(Records from a data collection)
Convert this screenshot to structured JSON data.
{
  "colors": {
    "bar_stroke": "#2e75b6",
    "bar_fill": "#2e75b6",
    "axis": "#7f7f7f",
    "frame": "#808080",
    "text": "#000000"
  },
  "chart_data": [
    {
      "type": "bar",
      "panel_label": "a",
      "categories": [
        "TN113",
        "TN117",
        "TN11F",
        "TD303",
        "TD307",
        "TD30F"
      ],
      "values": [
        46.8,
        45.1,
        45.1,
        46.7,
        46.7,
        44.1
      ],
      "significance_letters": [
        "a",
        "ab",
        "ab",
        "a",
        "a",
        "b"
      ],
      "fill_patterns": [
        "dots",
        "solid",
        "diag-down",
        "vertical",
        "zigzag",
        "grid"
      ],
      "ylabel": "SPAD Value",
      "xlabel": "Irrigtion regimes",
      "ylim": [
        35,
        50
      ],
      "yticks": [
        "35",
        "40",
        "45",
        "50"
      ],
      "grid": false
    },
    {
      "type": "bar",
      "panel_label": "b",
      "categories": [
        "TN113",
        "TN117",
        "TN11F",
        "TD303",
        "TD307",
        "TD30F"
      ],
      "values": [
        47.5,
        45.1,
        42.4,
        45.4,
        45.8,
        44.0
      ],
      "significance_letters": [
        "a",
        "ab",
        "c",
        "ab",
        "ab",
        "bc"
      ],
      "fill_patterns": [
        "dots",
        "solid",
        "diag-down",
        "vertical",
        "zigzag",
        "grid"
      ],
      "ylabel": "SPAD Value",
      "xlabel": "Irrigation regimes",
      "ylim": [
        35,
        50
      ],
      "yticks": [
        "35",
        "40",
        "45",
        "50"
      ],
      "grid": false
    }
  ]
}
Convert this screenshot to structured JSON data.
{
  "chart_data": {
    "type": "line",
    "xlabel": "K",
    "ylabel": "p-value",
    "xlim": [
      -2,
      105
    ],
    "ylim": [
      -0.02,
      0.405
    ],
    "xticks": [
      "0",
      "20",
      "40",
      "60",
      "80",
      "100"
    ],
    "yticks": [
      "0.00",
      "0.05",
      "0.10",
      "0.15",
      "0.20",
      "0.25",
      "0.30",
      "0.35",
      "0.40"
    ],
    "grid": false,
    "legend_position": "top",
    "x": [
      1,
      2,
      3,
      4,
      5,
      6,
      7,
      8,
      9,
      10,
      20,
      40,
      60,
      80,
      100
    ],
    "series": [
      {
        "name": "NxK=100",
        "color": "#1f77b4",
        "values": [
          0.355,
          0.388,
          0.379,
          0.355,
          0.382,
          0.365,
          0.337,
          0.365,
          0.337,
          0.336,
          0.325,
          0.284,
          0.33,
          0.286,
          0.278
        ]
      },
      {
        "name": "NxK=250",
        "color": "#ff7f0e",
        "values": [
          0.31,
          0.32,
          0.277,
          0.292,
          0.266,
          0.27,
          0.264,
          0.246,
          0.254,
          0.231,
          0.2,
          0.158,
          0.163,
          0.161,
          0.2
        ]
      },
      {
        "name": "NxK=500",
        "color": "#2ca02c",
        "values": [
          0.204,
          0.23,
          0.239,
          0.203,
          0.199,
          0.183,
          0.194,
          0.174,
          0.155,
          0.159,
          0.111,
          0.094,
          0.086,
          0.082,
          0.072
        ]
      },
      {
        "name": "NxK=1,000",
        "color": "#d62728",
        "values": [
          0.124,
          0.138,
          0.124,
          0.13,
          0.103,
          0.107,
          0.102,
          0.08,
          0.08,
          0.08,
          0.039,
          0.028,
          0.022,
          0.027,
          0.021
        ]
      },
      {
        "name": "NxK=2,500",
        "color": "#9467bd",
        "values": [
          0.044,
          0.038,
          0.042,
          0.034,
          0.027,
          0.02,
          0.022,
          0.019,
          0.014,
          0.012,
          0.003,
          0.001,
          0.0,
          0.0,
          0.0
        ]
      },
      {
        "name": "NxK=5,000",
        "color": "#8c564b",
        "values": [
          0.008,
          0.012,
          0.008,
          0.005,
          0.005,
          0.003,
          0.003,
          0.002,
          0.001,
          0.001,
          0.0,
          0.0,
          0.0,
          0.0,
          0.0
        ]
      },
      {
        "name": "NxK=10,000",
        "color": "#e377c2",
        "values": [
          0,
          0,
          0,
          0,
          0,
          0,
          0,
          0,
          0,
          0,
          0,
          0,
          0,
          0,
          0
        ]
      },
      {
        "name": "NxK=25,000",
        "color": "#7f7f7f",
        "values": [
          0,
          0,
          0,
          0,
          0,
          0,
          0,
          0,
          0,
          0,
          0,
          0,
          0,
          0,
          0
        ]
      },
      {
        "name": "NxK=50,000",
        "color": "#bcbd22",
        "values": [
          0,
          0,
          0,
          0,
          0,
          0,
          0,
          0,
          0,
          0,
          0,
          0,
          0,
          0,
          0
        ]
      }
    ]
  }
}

--- Exercise details ---
Repeat all of the records above exactly as written.

--- Solution to this exercise ---
Convert this screenshot to structured JSON data.
{
  "colors": {
    "bar_stroke": "#2e75b6",
    "bar_fill": "#2e75b6",
    "axis": "#7f7f7f",
    "frame": "#808080",
    "text": "#000000"
  },
  "chart_data": [
    {
      "type": "bar",
      "panel_label": "a",
      "categories": [
        "TN113",
        "TN117",
        "TN11F",
        "TD303",
        "TD307",
        "TD30F"
      ],
      "values": [
        46.8,
        45.1,
        45.1,
        46.7,
        46.7,
        44.1
      ],
      "significance_letters": [
        "a",
        "ab",
        "ab",
        "a",
        "a",
        "b"
      ],
      "fill_patterns": [
        "dots",
        "solid",
        "diag-down",
        "vertical",
        "zigzag",
        "grid"
      ],
      "ylabel": "SPAD Value",
      "xlabel": "Irrigtion regimes",
      "ylim": [
        35,
        50
      ],
      "yticks": [
        "35",
        "40",
        "45",
        "50"
      ],
      "grid": false
    },
    {
      "type": "bar",
      "panel_label": "b",
      "categories": [
        "TN113",
        "TN117",
        "TN11F",
        "TD303",
        "TD307",
        "TD30F"
      ],
      "values": [
        47.5,
        45.1,
        42.4,
        45.4,
        45.8,
        44.0
      ],
      "significance_letters": [
        "a",
        "ab",
        "c",
        "ab",
        "ab",
        "bc"
      ],
      "fill_patterns": [
        "dots",
        "solid",
        "diag-down",
        "vertical",
        "zigzag",
        "grid"
      ],
      "ylabel": "SPAD Value",
      "xlabel": "Irrigation regimes",
      "ylim": [
        35,
        50
      ],
      "yticks": [
        "35",
        "40",
        "45",
        "50"
      ],
      "grid": false
    }
  ]
}
Convert this screenshot to structured JSON data.
{
  "chart_data": {
    "type": "line",
    "xlabel": "K",
    "ylabel": "p-value",
    "xlim": [
      -2,
      105
    ],
    "ylim": [
      -0.02,
      0.405
    ],
    "xticks": [
      "0",
      "20",
      "40",
      "60",
      "80",
      "100"
    ],
    "yticks": [
      "0.00",
      "0.05",
      "0.10",
      "0.15",
      "0.20",
      "0.25",
      "0.30",
      "0.35",
      "0.40"
    ],
    "grid": false,
    "legend_position": "top",
    "x": [
      1,
      2,
      3,
      4,
      5,
      6,
      7,
      8,
      9,
      10,
      20,
      40,
      60,
      80,
      100
    ],
    "series": [
      {
        "name": "NxK=100",
        "color": "#1f77b4",
        "values": [
          0.355,
          0.388,
          0.379,
          0.355,
          0.382,
          0.365,
          0.337,
          0.365,
          0.337,
          0.336,
          0.325,
          0.284,
          0.33,
          0.286,
          0.278
        ]
      },
      {
        "name": "NxK=250",
        "color": "#ff7f0e",
        "values": [
          0.31,
          0.32,
          0.277,
          0.292,
          0.266,
          0.27,
          0.264,
          0.246,
          0.254,
          0.231,
          0.2,
          0.158,
          0.163,
          0.161,
          0.2
        ]
      },
      {
        "name": "NxK=500",
        "color": "#2ca02c",
        "values": [
          0.204,
          0.23,
          0.239,
          0.203,
          0.199,
          0.183,
          0.194,
          0.174,
          0.155,
          0.159,
          0.111,
          0.094,
          0.086,
          0.082,
          0.072
        ]
      },
      {
        "name": "NxK=1,000",
        "color": "#d62728",
        "values": [
          0.124,
          0.138,
          0.124,
          0.13,
          0.103,
          0.107,
          0.102,
          0.08,
          0.08,
          0.08,
          0.039,
          0.028,
          0.022,
          0.027,
          0.021
        ]
      },
      {
        "name": "NxK=2,500",
        "color": "#9467bd",
        "values": [
          0.044,
          0.038,
          0.042,
          0.034,
          0.027,
          0.02,
          0.022,
          0.019,
          0.014,
          0.012,
          0.003,
          0.001,
          0.0,
          0.0,
          0.0
        ]
      },
      {
        "name": "NxK=5,000",
        "color": "#8c564b",
        "values": [
          0.008,
          0.012,
          0.008,
          0.005,
          0.005,
          0.003,
          0.003,
          0.002,
          0.001,
          0.001,
          0.0,
          0.0,
          0.0,
          0.0,
          0.0
        ]
      },
      {
        "name": "NxK=10,000",
        "color": "#e377c2",
        "values": [
          0,
          0,
          0,
          0,
          0,
          0,
          0,
          0,
          0,
          0,
          0,
          0,
          0,
          0,
          0
        ]
      },
      {
        "name": "NxK=25,000",
        "color": "#7f7f7f",
        "values": [
          0,
          0,
          0,
          0,
          0,
          0,
          0,
          0,
          0,
          0,
          0,
          0,
          0,
          0,
          0
        ]
      },
      {
        "name": "NxK=50,000",
        "color": "#bcbd22",
        "values": [
          0,
          0,
          0,
          0,
          0,
          0,
          0,
          0,
          0,
          0,
          0,
          0,
          0,
          0,
          0
        ]
      }
    ]
  }
}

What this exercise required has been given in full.